> [GIVEN TASK]: Entries follow. Set all of them down as they stand.

______________________________

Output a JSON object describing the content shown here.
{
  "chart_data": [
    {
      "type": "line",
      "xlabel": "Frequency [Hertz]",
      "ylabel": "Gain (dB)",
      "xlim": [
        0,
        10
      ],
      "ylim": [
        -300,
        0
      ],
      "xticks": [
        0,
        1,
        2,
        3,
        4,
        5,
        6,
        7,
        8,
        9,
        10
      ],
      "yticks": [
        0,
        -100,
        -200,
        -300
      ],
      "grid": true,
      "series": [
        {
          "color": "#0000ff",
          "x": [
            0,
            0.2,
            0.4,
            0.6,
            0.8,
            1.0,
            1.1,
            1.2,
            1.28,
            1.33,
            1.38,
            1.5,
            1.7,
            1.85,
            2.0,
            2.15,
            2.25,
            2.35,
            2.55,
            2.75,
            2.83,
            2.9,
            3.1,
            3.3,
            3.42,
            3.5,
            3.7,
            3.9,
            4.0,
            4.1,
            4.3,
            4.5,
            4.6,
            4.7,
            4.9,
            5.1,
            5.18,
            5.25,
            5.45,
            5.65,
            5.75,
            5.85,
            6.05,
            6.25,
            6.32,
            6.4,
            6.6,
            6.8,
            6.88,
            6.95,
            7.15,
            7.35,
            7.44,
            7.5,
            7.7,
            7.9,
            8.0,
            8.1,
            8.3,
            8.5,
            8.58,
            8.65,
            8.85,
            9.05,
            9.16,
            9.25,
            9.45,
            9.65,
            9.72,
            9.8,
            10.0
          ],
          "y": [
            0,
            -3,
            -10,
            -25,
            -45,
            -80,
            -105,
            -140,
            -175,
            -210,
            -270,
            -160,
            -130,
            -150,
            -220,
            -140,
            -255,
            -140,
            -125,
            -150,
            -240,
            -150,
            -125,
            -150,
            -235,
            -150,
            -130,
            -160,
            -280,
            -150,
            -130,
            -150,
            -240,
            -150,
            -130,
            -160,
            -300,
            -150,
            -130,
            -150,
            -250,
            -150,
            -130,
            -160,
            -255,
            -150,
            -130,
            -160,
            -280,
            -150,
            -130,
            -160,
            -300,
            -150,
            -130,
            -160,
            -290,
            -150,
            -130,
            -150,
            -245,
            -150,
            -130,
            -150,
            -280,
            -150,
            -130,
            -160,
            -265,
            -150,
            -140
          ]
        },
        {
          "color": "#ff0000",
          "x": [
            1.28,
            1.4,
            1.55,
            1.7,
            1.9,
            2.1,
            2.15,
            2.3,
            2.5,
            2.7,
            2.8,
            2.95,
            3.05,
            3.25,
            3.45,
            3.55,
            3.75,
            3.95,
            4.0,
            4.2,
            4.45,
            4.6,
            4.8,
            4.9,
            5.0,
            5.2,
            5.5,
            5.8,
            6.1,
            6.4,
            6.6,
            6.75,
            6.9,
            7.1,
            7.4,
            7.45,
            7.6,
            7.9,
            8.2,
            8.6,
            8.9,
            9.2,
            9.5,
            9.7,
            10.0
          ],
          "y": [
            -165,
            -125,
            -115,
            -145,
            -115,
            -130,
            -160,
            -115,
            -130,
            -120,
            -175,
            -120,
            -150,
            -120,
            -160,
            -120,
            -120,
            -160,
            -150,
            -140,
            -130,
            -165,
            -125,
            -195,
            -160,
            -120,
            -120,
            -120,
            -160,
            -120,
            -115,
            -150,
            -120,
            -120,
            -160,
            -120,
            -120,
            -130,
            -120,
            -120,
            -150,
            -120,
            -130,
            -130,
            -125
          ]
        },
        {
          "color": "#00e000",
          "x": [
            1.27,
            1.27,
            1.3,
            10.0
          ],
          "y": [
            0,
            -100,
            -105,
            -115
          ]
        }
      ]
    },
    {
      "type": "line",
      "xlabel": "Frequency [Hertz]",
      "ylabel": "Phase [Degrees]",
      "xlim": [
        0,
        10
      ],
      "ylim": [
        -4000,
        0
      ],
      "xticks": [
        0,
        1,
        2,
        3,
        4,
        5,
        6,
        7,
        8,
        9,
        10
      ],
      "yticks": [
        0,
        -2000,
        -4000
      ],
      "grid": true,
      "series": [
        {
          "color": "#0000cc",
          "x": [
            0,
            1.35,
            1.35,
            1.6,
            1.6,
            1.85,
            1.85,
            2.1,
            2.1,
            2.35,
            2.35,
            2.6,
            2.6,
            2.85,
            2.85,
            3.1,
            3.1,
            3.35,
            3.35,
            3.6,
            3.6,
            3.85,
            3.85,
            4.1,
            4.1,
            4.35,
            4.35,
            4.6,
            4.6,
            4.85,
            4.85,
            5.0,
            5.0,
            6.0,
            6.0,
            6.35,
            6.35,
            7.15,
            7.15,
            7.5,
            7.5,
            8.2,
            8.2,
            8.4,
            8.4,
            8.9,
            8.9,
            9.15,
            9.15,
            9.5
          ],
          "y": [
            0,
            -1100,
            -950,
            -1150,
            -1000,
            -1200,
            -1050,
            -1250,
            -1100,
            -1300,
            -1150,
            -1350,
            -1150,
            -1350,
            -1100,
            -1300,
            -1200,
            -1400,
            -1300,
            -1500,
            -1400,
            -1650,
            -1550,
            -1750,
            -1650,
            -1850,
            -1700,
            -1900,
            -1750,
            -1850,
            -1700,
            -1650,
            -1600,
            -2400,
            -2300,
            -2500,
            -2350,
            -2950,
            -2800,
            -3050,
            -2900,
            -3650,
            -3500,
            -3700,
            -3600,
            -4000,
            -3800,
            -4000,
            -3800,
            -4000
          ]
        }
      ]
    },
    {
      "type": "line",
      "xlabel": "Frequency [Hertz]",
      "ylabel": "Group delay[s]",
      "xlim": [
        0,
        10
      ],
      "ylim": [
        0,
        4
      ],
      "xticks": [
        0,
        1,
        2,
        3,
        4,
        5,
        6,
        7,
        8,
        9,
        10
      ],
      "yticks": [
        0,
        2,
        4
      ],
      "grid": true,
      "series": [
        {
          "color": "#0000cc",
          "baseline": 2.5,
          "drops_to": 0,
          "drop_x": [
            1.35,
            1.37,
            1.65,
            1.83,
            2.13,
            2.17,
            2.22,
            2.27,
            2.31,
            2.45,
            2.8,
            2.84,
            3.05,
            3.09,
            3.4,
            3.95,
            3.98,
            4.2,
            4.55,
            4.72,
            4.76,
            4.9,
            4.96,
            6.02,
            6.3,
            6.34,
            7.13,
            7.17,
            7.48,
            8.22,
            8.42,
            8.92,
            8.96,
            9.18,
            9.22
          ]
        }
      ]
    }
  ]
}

______________________________

> [SOLUTION TO THIS TASK]:
Output a JSON object describing the content shown here.
{
  "chart_data": [
    {
      "type": "line",
      "xlabel": "Frequency [Hertz]",
      "ylabel": "Gain (dB)",
      "xlim": [
        0,
        10
      ],
      "ylim": [
        -300,
        0
      ],
      "xticks": [
        0,
        1,
        2,
        3,
        4,
        5,
        6,
        7,
        8,
        9,
        10
      ],
      "yticks": [
        0,
        -100,
        -200,
        -300
      ],
      "grid": true,
      "series": [
        {
          "color": "#0000ff",
          "x": [
            0,
            0.2,
            0.4,
            0.6,
            0.8,
            1.0,
            1.1,
            1.2,
            1.28,
            1.33,
            1.38,
            1.5,
            1.7,
            1.85,
            2.0,
            2.15,
            2.25,
            2.35,
            2.55,
            2.75,
            2.83,
            2.9,
            3.1,
            3.3,
            3.42,
            3.5,
            3.7,
            3.9,
            4.0,
            4.1,
            4.3,
            4.5,
            4.6,
            4.7,
            4.9,
            5.1,
            5.18,
            5.25,
            5.45,
            5.65,
            5.75,
            5.85,
            6.05,
            6.25,
            6.32,
            6.4,
            6.6,
            6.8,
            6.88,
            6.95,
            7.15,
            7.35,
            7.44,
            7.5,
            7.7,
            7.9,
            8.0,
            8.1,
            8.3,
            8.5,
            8.58,
            8.65,
            8.85,
            9.05,
            9.16,
            9.25,
            9.45,
            9.65,
            9.72,
            9.8,
            10.0
          ],
          "y": [
            0,
            -3,
            -10,
            -25,
            -45,
            -80,
            -105,
            -140,
            -175,
            -210,
            -270,
            -160,
            -130,
            -150,
            -220,
            -140,
            -255,
            -140,
            -125,
            -150,
            -240,
            -150,
            -125,
            -150,
            -235,
            -150,
            -130,
            -160,
            -280,
            -150,
            -130,
            -150,
            -240,
            -150,
            -130,
            -160,
            -300,
            -150,
            -130,
            -150,
            -250,
            -150,
            -130,
            -160,
            -255,
            -150,
            -130,
            -160,
            -280,
            -150,
            -130,
            -160,
            -300,
            -150,
            -130,
            -160,
            -290,
            -150,
            -130,
            -150,
            -245,
            -150,
            -130,
            -150,
            -280,
            -150,
            -130,
            -160,
            -265,
            -150,
            -140
          ]
        },
        {
          "color": "#ff0000",
          "x": [
            1.28,
            1.4,
            1.55,
            1.7,
            1.9,
            2.1,
            2.15,
            2.3,
            2.5,
            2.7,
            2.8,
            2.95,
            3.05,
            3.25,
            3.45,
            3.55,
            3.75,
            3.95,
            4.0,
            4.2,
            4.45,
            4.6,
            4.8,
            4.9,
            5.0,
            5.2,
            5.5,
            5.8,
            6.1,
            6.4,
            6.6,
            6.75,
            6.9,
            7.1,
            7.4,
            7.45,
            7.6,
            7.9,
            8.2,
            8.6,
            8.9,
            9.2,
            9.5,
            9.7,
            10.0
          ],
          "y": [
            -165,
            -125,
            -115,
            -145,
            -115,
            -130,
            -160,
            -115,
            -130,
            -120,
            -175,
            -120,
            -150,
            -120,
            -160,
            -120,
            -120,
            -160,
            -150,
            -140,
            -130,
            -165,
            -125,
            -195,
            -160,
            -120,
            -120,
            -120,
            -160,
            -120,
            -115,
            -150,
            -120,
            -120,
            -160,
            -120,
            -120,
            -130,
            -120,
            -120,
            -150,
            -120,
            -130,
            -130,
            -125
          ]
        },
        {
          "color": "#00e000",
          "x": [
            1.27,
            1.27,
            1.3,
            10.0
          ],
          "y": [
            0,
            -100,
            -105,
            -115
          ]
        }
      ]
    },
    {
      "type": "line",
      "xlabel": "Frequency [Hertz]",
      "ylabel": "Phase [Degrees]",
      "xlim": [
        0,
        10
      ],
      "ylim": [
        -4000,
        0
      ],
      "xticks": [
        0,
        1,
        2,
        3,
        4,
        5,
        6,
        7,
        8,
        9,
        10
      ],
      "yticks": [
        0,
        -2000,
        -4000
      ],
      "grid": true,
      "series": [
        {
          "color": "#0000cc",
          "x": [
            0,
            1.35,
            1.35,
            1.6,
            1.6,
            1.85,
            1.85,
            2.1,
            2.1,
            2.35,
            2.35,
            2.6,
            2.6,
            2.85,
            2.85,
            3.1,
            3.1,
            3.35,
            3.35,
            3.6,
            3.6,
            3.85,
            3.85,
            4.1,
            4.1,
            4.35,
            4.35,
            4.6,
            4.6,
            4.85,
            4.85,
            5.0,
            5.0,
            6.0,
            6.0,
            6.35,
            6.35,
            7.15,
            7.15,
            7.5,
            7.5,
            8.2,
            8.2,
            8.4,
            8.4,
            8.9,
            8.9,
            9.15,
            9.15,
            9.5
          ],
          "y": [
            0,
            -1100,
            -950,
            -1150,
            -1000,
            -1200,
            -1050,
            -1250,
            -1100,
            -1300,
            -1150,
            -1350,
            -1150,
            -1350,
            -1100,
            -1300,
            -1200,
            -1400,
            -1300,
            -1500,
            -1400,
            -1650,
            -1550,
            -1750,
            -1650,
            -1850,
            -1700,
            -1900,
            -1750,
            -1850,
            -1700,
            -1650,
            -1600,
            -2400,
            -2300,
            -2500,
            -2350,
            -2950,
            -2800,
            -3050,
            -2900,
            -3650,
            -3500,
            -3700,
            -3600,
            -4000,
            -3800,
            -4000,
            -3800,
            -4000
          ]
        }
      ]
    },
    {
      "type": "line",
      "xlabel": "Frequency [Hertz]",
      "ylabel": "Group delay[s]",
      "xlim": [
        0,
        10
      ],
      "ylim": [
        0,
        4
      ],
      "xticks": [
        0,
        1,
        2,
        3,
        4,
        5,
        6,
        7,
        8,
        9,
        10
      ],
      "yticks": [
        0,
        2,
        4
      ],
      "grid": true,
      "series": [
        {
          "color": "#0000cc",
          "baseline": 2.5,
          "drops_to": 0,
          "drop_x": [
            1.35,
            1.37,
            1.65,
            1.83,
            2.13,
            2.17,
            2.22,
            2.27,
            2.31,
            2.45,
            2.8,
            2.84,
            3.05,
            3.09,
            3.4,
            3.95,
            3.98,
            4.2,
            4.55,
            4.72,
            4.76,
            4.9,
            4.96,
            6.02,
            6.3,
            6.34,
            7.13,
            7.17,
            7.48,
            8.22,
            8.42,
            8.92,
            8.96,
            9.18,
            9.22
          ]
        }
      ]
    }
  ]
}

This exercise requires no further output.